-- START Task material --

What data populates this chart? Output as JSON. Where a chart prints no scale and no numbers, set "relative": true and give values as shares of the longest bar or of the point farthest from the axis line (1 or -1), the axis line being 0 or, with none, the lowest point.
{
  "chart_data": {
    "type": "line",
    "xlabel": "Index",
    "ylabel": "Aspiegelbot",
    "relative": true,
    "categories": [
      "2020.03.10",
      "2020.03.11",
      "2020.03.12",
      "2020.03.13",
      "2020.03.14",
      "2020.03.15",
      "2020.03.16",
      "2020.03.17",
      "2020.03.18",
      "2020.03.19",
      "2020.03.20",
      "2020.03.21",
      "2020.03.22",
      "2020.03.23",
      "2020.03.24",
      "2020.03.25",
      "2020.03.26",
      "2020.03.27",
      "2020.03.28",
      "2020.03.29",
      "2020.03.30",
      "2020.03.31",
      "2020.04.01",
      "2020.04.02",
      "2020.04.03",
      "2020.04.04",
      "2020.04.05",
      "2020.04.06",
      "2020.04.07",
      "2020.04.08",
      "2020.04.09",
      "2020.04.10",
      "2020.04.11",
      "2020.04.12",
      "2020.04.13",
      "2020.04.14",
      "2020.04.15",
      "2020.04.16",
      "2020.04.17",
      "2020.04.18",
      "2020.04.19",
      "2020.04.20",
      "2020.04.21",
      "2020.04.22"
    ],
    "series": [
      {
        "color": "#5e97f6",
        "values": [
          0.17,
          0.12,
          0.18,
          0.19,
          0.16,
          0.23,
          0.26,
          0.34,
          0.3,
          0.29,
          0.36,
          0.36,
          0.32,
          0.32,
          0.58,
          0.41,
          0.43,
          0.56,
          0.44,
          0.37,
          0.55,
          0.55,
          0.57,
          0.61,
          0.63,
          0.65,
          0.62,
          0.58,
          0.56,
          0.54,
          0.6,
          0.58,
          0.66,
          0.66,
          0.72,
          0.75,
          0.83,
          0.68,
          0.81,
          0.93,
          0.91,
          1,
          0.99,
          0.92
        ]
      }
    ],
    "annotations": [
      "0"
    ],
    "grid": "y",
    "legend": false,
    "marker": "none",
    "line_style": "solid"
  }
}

-- END Task material --

# Requirements
Say how many lines of the data hold the string "true". Reply with the number alone.

# Reply
2